INSTRUCTION: What follows is a block of records; reproduce all of it verbatim.
* Begin ENTRIES PROVIDED *
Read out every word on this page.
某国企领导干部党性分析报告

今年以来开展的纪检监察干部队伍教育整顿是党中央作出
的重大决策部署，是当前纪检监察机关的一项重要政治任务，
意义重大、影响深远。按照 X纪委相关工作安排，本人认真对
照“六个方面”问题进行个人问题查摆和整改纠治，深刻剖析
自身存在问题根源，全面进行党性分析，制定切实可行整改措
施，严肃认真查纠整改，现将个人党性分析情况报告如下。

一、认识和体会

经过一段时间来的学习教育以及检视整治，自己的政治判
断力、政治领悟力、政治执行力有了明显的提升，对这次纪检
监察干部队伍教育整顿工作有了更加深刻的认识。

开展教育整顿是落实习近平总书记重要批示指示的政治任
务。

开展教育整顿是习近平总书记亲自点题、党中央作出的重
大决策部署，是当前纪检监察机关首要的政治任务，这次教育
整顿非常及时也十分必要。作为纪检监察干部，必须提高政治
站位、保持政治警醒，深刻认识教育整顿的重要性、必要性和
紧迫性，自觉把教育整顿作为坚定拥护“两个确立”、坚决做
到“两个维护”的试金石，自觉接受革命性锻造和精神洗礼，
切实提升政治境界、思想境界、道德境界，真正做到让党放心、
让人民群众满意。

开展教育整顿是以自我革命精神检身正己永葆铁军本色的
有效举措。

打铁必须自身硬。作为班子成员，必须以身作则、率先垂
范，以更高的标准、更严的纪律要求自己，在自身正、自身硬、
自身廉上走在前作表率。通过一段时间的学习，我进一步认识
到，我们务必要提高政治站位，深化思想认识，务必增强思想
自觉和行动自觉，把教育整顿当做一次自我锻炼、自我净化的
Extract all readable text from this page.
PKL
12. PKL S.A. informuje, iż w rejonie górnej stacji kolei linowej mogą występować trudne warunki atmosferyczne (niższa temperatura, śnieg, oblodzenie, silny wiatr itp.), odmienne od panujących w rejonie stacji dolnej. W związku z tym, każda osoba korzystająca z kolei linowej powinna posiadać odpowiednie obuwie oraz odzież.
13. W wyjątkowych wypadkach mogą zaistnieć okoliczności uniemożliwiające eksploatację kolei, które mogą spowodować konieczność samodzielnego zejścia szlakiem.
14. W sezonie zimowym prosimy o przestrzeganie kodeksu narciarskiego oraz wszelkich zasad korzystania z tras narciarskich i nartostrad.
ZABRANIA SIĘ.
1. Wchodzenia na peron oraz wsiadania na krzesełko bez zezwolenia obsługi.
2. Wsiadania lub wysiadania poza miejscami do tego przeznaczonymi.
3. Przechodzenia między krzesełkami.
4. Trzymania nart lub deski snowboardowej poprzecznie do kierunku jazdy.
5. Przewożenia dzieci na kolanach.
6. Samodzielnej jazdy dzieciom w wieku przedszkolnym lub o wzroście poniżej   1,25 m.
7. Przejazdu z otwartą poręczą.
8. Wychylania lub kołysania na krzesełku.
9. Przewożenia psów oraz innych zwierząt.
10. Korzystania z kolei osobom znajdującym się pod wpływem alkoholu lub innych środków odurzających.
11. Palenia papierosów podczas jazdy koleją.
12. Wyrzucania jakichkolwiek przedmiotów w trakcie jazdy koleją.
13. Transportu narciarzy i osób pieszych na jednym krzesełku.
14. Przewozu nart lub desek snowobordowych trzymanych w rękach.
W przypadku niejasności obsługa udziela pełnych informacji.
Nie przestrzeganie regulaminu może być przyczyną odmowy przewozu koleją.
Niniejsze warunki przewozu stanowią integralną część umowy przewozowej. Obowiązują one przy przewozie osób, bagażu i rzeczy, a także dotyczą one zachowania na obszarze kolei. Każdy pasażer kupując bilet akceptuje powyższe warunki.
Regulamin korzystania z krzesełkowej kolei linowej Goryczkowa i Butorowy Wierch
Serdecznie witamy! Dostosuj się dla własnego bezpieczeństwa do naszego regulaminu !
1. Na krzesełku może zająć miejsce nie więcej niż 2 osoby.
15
* End ENTRIES PROVIDED *
SOLUTION:
Read out every word on this page.
某国企领导干部党性分析报告

今年以来开展的纪检监察干部队伍教育整顿是党中央作出
的重大决策部署，是当前纪检监察机关的一项重要政治任务，
意义重大、影响深远。按照 X纪委相关工作安排，本人认真对
照“六个方面”问题进行个人问题查摆和整改纠治，深刻剖析
自身存在问题根源，全面进行党性分析，制定切实可行整改措
施，严肃认真查纠整改，现将个人党性分析情况报告如下。

一、认识和体会

经过一段时间来的学习教育以及检视整治，自己的政治判
断力、政治领悟力、政治执行力有了明显的提升，对这次纪检
监察干部队伍教育整顿工作有了更加深刻的认识。

开展教育整顿是落实习近平总书记重要批示指示的政治任
务。

开展教育整顿是习近平总书记亲自点题、党中央作出的重
大决策部署，是当前纪检监察机关首要的政治任务，这次教育
整顿非常及时也十分必要。作为纪检监察干部，必须提高政治
站位、保持政治警醒，深刻认识教育整顿的重要性、必要性和
紧迫性，自觉把教育整顿作为坚定拥护“两个确立”、坚决做
到“两个维护”的试金石，自觉接受革命性锻造和精神洗礼，
切实提升政治境界、思想境界、道德境界，真正做到让党放心、
让人民群众满意。

开展教育整顿是以自我革命精神检身正己永葆铁军本色的
有效举措。

打铁必须自身硬。作为班子成员，必须以身作则、率先垂
范，以更高的标准、更严的纪律要求自己，在自身正、自身硬、
自身廉上走在前作表率。通过一段时间的学习，我进一步认识
到，我们务必要提高政治站位，深化思想认识，务必增强思想
自觉和行动自觉，把教育整顿当做一次自我锻炼、自我净化的
Extract all readable text from this page.
PKL
12. PKL S.A. informuje, iż w rejonie górnej stacji kolei linowej mogą występować trudne warunki atmosferyczne (niższa temperatura, śnieg, oblodzenie, silny wiatr itp.), odmienne od panujących w rejonie stacji dolnej. W związku z tym, każda osoba korzystająca z kolei linowej powinna posiadać odpowiednie obuwie oraz odzież.
13. W wyjątkowych wypadkach mogą zaistnieć okoliczności uniemożliwiające eksploatację kolei, które mogą spowodować konieczność samodzielnego zejścia szlakiem.
14. W sezonie zimowym prosimy o przestrzeganie kodeksu narciarskiego oraz wszelkich zasad korzystania z tras narciarskich i nartostrad.
ZABRANIA SIĘ.
1. Wchodzenia na peron oraz wsiadania na krzesełko bez zezwolenia obsługi.
2. Wsiadania lub wysiadania poza miejscami do tego przeznaczonymi.
3. Przechodzenia między krzesełkami.
4. Trzymania nart lub deski snowboardowej poprzecznie do kierunku jazdy.
5. Przewożenia dzieci na kolanach.
6. Samodzielnej jazdy dzieciom w wieku przedszkolnym lub o wzroście poniżej   1,25 m.
7. Przejazdu z otwartą poręczą.
8. Wychylania lub kołysania na krzesełku.
9. Przewożenia psów oraz innych zwierząt.
10. Korzystania z kolei osobom znajdującym się pod wpływem alkoholu lub innych środków odurzających.
11. Palenia papierosów podczas jazdy koleją.
12. Wyrzucania jakichkolwiek przedmiotów w trakcie jazdy koleją.
13. Transportu narciarzy i osób pieszych na jednym krzesełku.
14. Przewozu nart lub desek snowobordowych trzymanych w rękach.
W przypadku niejasności obsługa udziela pełnych informacji.
Nie przestrzeganie regulaminu może być przyczyną odmowy przewozu koleją.
Niniejsze warunki przewozu stanowią integralną część umowy przewozowej. Obowiązują one przy przewozie osób, bagażu i rzeczy, a także dotyczą one zachowania na obszarze kolei. Każdy pasażer kupując bilet akceptuje powyższe warunki.
Regulamin korzystania z krzesełkowej kolei linowej Goryczkowa i Butorowy Wierch
Serdecznie witamy! Dostosuj się dla własnego bezpieczeństwa do naszego regulaminu !
1. Na krzesełku może zająć miejsce nie więcej niż 2 osoby.
15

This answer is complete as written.